→ Dataset entries
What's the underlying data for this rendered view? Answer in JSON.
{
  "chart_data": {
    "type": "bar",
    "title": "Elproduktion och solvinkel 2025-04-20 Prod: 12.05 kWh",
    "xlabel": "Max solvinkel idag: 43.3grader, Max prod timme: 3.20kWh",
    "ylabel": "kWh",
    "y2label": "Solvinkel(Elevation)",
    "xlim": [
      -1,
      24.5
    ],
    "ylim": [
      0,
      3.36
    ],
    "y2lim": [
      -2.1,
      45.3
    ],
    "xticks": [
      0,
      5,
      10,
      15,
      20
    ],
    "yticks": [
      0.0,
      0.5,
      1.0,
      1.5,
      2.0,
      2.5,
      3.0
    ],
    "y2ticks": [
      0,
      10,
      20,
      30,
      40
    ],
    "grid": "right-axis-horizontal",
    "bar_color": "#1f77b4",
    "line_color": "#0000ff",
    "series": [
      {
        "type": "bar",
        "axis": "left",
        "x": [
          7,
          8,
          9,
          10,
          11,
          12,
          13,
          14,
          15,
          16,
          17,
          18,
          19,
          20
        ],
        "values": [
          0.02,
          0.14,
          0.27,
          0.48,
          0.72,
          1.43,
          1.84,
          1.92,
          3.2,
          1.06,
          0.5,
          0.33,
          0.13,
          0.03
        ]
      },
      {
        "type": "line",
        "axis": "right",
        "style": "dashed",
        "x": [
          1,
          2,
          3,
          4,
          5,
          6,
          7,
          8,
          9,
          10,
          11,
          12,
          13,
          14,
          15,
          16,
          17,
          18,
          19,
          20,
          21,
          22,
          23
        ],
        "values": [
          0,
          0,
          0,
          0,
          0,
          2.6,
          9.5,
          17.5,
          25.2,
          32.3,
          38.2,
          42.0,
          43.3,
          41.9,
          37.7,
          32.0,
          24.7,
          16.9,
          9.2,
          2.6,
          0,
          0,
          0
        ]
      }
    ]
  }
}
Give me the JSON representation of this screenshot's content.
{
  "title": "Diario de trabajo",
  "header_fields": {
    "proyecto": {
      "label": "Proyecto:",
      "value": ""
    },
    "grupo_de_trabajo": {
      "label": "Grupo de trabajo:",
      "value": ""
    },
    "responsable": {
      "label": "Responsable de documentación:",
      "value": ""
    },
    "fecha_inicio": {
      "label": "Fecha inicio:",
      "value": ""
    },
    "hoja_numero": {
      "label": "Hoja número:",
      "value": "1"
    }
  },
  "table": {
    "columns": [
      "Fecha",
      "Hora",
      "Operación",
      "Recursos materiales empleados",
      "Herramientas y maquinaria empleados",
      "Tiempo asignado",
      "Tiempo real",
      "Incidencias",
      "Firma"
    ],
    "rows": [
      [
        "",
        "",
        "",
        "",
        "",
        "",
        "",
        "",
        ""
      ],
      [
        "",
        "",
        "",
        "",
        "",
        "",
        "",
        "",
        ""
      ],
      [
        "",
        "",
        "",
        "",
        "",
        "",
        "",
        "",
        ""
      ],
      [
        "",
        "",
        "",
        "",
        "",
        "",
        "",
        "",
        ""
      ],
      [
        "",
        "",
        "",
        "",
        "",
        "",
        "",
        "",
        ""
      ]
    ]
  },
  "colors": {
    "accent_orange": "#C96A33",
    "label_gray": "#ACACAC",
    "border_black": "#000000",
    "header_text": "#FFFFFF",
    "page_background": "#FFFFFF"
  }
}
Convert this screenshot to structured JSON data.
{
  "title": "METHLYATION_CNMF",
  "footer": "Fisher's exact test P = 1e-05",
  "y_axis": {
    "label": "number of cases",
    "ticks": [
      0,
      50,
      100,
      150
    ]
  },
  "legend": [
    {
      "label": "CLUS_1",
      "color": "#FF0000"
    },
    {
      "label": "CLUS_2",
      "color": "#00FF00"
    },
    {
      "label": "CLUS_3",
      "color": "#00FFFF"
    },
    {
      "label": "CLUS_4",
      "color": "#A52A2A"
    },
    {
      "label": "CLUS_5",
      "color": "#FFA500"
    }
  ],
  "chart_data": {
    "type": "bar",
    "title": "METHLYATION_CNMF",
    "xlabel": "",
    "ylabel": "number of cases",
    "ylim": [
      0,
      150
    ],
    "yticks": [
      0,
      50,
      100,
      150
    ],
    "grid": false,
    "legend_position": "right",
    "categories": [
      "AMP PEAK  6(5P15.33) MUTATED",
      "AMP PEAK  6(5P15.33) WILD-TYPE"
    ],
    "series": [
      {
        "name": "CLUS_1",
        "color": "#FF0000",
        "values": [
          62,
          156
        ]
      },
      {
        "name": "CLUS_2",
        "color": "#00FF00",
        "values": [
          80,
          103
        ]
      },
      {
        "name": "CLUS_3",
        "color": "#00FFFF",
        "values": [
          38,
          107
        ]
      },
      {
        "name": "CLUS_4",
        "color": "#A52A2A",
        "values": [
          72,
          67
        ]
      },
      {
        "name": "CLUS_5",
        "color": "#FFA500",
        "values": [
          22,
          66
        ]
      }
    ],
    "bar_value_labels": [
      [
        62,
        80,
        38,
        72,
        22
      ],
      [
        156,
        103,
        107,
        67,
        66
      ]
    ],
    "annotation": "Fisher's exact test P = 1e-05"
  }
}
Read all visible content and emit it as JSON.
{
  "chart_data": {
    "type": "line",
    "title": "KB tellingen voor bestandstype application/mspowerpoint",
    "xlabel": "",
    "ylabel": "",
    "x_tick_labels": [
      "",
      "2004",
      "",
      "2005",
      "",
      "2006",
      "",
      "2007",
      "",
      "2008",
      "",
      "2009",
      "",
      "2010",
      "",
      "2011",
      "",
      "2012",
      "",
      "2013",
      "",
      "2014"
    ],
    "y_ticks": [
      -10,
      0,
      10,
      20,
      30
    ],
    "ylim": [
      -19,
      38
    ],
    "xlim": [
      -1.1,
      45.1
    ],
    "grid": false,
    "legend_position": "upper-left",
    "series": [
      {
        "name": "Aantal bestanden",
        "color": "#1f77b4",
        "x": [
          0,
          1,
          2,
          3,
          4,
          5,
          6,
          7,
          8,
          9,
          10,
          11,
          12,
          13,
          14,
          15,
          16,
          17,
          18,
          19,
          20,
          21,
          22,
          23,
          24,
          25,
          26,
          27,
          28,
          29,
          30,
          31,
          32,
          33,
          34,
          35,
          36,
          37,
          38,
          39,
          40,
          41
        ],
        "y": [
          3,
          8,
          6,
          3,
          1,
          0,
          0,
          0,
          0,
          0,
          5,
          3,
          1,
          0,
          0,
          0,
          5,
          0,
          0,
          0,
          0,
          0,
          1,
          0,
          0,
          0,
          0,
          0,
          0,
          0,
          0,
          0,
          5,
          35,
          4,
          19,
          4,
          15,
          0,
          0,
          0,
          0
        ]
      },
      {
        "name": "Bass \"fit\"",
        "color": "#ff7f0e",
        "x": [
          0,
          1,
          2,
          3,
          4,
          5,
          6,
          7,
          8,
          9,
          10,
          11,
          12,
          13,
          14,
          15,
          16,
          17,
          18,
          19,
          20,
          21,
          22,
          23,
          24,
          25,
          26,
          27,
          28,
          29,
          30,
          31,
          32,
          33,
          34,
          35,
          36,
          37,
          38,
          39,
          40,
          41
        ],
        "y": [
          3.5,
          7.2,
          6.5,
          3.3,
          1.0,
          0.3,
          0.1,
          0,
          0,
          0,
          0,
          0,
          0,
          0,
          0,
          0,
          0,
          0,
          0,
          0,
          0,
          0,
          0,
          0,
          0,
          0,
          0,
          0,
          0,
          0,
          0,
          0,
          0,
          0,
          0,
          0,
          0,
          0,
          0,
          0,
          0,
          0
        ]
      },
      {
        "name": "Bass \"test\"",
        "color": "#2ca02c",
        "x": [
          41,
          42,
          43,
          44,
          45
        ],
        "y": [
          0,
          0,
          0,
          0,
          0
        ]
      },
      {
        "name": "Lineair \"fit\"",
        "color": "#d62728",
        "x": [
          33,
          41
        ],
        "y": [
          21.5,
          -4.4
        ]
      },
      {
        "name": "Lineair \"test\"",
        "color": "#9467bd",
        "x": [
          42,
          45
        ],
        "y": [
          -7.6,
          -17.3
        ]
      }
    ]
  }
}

→ The request
Select and copy every line of the listing with the word "JSON".

→ Output for this task
What's the underlying data for this rendered view? Answer in JSON.
Give me the JSON representation of this screenshot's content.
Convert this screenshot to structured JSON data.
Read all visible content and emit it as JSON.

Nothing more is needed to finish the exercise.